▸ **Exercise goal**: Edit the records below by changing each "candle-body" to "candlestick-body" and leaving every other character as it is.

▸ **Record excerpts**:
☆ ☆ ☆ ☆ ☆ ☆ ☆

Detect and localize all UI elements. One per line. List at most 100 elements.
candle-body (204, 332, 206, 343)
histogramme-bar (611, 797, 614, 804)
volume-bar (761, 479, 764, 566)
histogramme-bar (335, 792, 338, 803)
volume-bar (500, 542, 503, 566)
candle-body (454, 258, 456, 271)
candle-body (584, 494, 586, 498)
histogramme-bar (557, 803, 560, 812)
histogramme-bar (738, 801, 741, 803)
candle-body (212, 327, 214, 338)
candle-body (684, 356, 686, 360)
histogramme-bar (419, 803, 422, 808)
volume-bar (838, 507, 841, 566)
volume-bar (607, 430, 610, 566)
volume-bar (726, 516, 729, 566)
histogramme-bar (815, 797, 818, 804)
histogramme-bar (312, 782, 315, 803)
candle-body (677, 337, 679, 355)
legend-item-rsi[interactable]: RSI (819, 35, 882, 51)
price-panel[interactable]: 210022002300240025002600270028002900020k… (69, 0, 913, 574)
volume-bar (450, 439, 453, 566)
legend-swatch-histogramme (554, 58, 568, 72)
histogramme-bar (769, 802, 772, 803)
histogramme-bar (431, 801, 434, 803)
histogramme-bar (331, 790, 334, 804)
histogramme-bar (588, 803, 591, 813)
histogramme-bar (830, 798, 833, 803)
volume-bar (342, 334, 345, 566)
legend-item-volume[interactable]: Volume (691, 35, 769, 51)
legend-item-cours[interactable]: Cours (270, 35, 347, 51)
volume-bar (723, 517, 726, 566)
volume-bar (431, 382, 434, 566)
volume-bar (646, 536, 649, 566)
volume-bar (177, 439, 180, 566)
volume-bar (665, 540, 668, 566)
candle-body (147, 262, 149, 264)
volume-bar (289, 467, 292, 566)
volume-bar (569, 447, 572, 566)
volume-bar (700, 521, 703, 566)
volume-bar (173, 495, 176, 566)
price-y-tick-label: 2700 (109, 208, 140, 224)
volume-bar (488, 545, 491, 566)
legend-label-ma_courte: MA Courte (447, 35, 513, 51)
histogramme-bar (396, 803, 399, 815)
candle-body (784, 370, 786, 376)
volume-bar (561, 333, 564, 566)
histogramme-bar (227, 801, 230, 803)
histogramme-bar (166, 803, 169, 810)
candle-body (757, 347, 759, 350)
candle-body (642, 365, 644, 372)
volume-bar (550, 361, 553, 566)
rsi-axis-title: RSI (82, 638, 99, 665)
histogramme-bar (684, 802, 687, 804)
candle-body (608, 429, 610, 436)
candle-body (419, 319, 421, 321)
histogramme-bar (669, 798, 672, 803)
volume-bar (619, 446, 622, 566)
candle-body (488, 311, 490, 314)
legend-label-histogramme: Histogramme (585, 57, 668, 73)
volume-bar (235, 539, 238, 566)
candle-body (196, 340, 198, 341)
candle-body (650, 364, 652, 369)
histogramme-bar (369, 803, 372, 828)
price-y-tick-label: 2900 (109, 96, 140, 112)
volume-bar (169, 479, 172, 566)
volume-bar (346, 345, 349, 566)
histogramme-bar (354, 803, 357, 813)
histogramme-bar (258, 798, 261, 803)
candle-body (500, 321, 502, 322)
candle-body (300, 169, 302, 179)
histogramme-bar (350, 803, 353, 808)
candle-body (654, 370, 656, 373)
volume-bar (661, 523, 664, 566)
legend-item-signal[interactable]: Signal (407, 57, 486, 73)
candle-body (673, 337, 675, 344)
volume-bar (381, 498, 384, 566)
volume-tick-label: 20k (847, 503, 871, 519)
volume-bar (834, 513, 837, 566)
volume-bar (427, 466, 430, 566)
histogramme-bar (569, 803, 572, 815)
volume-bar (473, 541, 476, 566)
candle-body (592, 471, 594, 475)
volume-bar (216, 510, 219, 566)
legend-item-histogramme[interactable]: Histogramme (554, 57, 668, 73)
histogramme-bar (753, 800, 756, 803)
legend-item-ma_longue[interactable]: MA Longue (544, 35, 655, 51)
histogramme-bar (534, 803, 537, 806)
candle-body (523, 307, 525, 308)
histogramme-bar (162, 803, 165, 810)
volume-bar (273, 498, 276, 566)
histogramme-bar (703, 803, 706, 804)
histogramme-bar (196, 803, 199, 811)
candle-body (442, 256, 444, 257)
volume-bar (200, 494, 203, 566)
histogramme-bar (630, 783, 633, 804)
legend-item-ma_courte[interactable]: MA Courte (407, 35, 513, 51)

☆ ☆ ☆ ☆ ☆ ☆ ☆

▸ **Response**:
Detect and localize all UI elements. One per line. List at most 100 elements.
candlestick-body (204, 332, 206, 343)
histogramme-bar (611, 797, 614, 804)
volume-bar (761, 479, 764, 566)
histogramme-bar (335, 792, 338, 803)
volume-bar (500, 542, 503, 566)
candlestick-body (454, 258, 456, 271)
candlestick-body (584, 494, 586, 498)
histogramme-bar (557, 803, 560, 812)
histogramme-bar (738, 801, 741, 803)
candlestick-body (212, 327, 214, 338)
candlestick-body (684, 356, 686, 360)
histogramme-bar (419, 803, 422, 808)
volume-bar (838, 507, 841, 566)
volume-bar (607, 430, 610, 566)
volume-bar (726, 516, 729, 566)
histogramme-bar (815, 797, 818, 804)
histogramme-bar (312, 782, 315, 803)
candlestick-body (677, 337, 679, 355)
legend-item-rsi[interactable]: RSI (819, 35, 882, 51)
price-panel[interactable]: 210022002300240025002600270028002900020k… (69, 0, 913, 574)
volume-bar (450, 439, 453, 566)
legend-swatch-histogramme (554, 58, 568, 72)
histogramme-bar (769, 802, 772, 803)
histogramme-bar (431, 801, 434, 803)
histogramme-bar (331, 790, 334, 804)
histogramme-bar (588, 803, 591, 813)
histogramme-bar (830, 798, 833, 803)
volume-bar (342, 334, 345, 566)
legend-item-volume[interactable]: Volume (691, 35, 769, 51)
legend-item-cours[interactable]: Cours (270, 35, 347, 51)
volume-bar (723, 517, 726, 566)
volume-bar (431, 382, 434, 566)
volume-bar (646, 536, 649, 566)
volume-bar (177, 439, 180, 566)
volume-bar (665, 540, 668, 566)
candlestick-body (147, 262, 149, 264)
volume-bar (289, 467, 292, 566)
volume-bar (569, 447, 572, 566)
volume-bar (700, 521, 703, 566)
volume-bar (173, 495, 176, 566)
price-y-tick-label: 2700 (109, 208, 140, 224)
volume-bar (488, 545, 491, 566)
legend-label-ma_courte: MA Courte (447, 35, 513, 51)
histogramme-bar (396, 803, 399, 815)
candlestick-body (784, 370, 786, 376)
volume-bar (561, 333, 564, 566)
histogramme-bar (227, 801, 230, 803)
histogramme-bar (166, 803, 169, 810)
candlestick-body (757, 347, 759, 350)
candlestick-body (642, 365, 644, 372)
volume-bar (550, 361, 553, 566)
rsi-axis-title: RSI (82, 638, 99, 665)
histogramme-bar (684, 802, 687, 804)
candlestick-body (608, 429, 610, 436)
candlestick-body (419, 319, 421, 321)
histogramme-bar (669, 798, 672, 803)
volume-bar (619, 446, 622, 566)
candlestick-body (488, 311, 490, 314)
legend-label-histogramme: Histogramme (585, 57, 668, 73)
volume-bar (235, 539, 238, 566)
candlestick-body (196, 340, 198, 341)
candlestick-body (650, 364, 652, 369)
histogramme-bar (369, 803, 372, 828)
price-y-tick-label: 2900 (109, 96, 140, 112)
volume-bar (169, 479, 172, 566)
volume-bar (346, 345, 349, 566)
histogramme-bar (354, 803, 357, 813)
histogramme-bar (258, 798, 261, 803)
candlestick-body (500, 321, 502, 322)
candlestick-body (300, 169, 302, 179)
histogramme-bar (350, 803, 353, 808)
candlestick-body (654, 370, 656, 373)
volume-bar (661, 523, 664, 566)
legend-item-signal[interactable]: Signal (407, 57, 486, 73)
candlestick-body (673, 337, 675, 344)
volume-bar (381, 498, 384, 566)
volume-tick-label: 20k (847, 503, 871, 519)
volume-bar (834, 513, 837, 566)
volume-bar (427, 466, 430, 566)
histogramme-bar (569, 803, 572, 815)
volume-bar (473, 541, 476, 566)
candlestick-body (592, 471, 594, 475)
volume-bar (216, 510, 219, 566)
legend-item-histogramme[interactable]: Histogramme (554, 57, 668, 73)
histogramme-bar (753, 800, 756, 803)
legend-item-ma_longue[interactable]: MA Longue (544, 35, 655, 51)
histogramme-bar (534, 803, 537, 806)
candlestick-body (523, 307, 525, 308)
histogramme-bar (162, 803, 165, 810)
volume-bar (273, 498, 276, 566)
histogramme-bar (703, 803, 706, 804)
histogramme-bar (196, 803, 199, 811)
candlestick-body (442, 256, 444, 257)
volume-bar (200, 494, 203, 566)
histogramme-bar (630, 783, 633, 804)
legend-item-ma_courte[interactable]: MA Courte (407, 35, 513, 51)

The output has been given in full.